===== Supplied data

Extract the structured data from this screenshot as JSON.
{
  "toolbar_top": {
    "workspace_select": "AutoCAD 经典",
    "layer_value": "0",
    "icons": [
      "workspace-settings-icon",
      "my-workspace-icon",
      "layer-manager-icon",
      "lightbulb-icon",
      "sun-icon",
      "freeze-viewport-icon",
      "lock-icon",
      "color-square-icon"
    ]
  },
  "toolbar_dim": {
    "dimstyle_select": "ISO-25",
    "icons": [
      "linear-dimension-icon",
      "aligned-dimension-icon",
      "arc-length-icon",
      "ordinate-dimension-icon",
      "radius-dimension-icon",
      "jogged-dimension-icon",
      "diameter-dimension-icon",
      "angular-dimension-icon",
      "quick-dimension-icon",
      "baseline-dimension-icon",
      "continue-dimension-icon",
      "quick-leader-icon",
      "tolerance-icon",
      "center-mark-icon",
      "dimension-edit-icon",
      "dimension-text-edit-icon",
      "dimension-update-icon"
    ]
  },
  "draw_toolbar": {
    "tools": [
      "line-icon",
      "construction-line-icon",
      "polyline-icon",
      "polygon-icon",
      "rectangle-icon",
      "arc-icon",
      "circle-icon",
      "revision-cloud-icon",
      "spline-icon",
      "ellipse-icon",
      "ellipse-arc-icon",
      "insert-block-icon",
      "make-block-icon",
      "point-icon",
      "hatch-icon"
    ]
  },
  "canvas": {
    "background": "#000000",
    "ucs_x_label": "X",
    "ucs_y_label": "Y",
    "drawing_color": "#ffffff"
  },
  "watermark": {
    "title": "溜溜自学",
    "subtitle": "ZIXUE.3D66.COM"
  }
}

==========

**Brief:** Output the records exactly, including every line.

**Solution to the exercise:**
Extract the structured data from this screenshot as JSON.
{
  "toolbar_top": {
    "workspace_select": "AutoCAD 经典",
    "layer_value": "0",
    "icons": [
      "workspace-settings-icon",
      "my-workspace-icon",
      "layer-manager-icon",
      "lightbulb-icon",
      "sun-icon",
      "freeze-viewport-icon",
      "lock-icon",
      "color-square-icon"
    ]
  },
  "toolbar_dim": {
    "dimstyle_select": "ISO-25",
    "icons": [
      "linear-dimension-icon",
      "aligned-dimension-icon",
      "arc-length-icon",
      "ordinate-dimension-icon",
      "radius-dimension-icon",
      "jogged-dimension-icon",
      "diameter-dimension-icon",
      "angular-dimension-icon",
      "quick-dimension-icon",
      "baseline-dimension-icon",
      "continue-dimension-icon",
      "quick-leader-icon",
      "tolerance-icon",
      "center-mark-icon",
      "dimension-edit-icon",
      "dimension-text-edit-icon",
      "dimension-update-icon"
    ]
  },
  "draw_toolbar": {
    "tools": [
      "line-icon",
      "construction-line-icon",
      "polyline-icon",
      "polygon-icon",
      "rectangle-icon",
      "arc-icon",
      "circle-icon",
      "revision-cloud-icon",
      "spline-icon",
      "ellipse-icon",
      "ellipse-arc-icon",
      "insert-block-icon",
      "make-block-icon",
      "point-icon",
      "hatch-icon"
    ]
  },
  "canvas": {
    "background": "#000000",
    "ucs_x_label": "X",
    "ucs_y_label": "Y",
    "drawing_color": "#ffffff"
  },
  "watermark": {
    "title": "溜溜自学",
    "subtitle": "ZIXUE.3D66.COM"
  }
}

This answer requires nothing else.